State how many lines of the data contain the word "AlCl₃", and write nothing besides the number.
....................
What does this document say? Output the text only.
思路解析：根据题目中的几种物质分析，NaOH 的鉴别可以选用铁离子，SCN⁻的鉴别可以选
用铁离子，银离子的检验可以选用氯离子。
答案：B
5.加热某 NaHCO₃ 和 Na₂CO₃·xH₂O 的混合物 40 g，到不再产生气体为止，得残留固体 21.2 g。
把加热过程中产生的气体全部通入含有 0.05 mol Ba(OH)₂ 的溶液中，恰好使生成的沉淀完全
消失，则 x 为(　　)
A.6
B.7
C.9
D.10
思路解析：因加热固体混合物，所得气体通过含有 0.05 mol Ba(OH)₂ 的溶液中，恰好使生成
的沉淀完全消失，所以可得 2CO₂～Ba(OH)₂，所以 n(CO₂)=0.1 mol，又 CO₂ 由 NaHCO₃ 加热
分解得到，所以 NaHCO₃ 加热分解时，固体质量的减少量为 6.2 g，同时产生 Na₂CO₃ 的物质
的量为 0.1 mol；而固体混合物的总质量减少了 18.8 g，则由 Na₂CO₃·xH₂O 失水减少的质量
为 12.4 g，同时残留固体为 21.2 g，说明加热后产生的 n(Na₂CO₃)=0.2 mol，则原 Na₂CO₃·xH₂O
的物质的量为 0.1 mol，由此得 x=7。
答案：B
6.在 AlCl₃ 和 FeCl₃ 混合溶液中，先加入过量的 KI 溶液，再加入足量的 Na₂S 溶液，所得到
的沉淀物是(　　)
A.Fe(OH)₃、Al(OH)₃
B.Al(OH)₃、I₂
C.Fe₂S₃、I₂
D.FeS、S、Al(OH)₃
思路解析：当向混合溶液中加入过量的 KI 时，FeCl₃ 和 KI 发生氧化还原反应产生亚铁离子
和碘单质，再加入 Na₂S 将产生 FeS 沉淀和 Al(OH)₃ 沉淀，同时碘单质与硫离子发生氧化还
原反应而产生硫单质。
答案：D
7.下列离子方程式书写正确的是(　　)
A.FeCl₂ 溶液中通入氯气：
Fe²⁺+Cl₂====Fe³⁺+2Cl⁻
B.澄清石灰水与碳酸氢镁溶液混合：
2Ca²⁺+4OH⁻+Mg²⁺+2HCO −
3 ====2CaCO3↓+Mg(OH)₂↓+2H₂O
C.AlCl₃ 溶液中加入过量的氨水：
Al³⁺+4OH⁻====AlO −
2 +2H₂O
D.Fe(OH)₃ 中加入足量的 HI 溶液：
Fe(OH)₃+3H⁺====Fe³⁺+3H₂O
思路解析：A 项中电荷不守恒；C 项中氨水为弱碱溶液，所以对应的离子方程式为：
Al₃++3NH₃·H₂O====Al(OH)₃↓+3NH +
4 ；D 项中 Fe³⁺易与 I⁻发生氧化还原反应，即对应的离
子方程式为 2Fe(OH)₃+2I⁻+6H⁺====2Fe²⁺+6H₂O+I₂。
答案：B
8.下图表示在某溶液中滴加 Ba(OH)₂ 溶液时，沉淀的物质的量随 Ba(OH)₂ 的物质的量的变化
....................
**Reply to the exercise**
2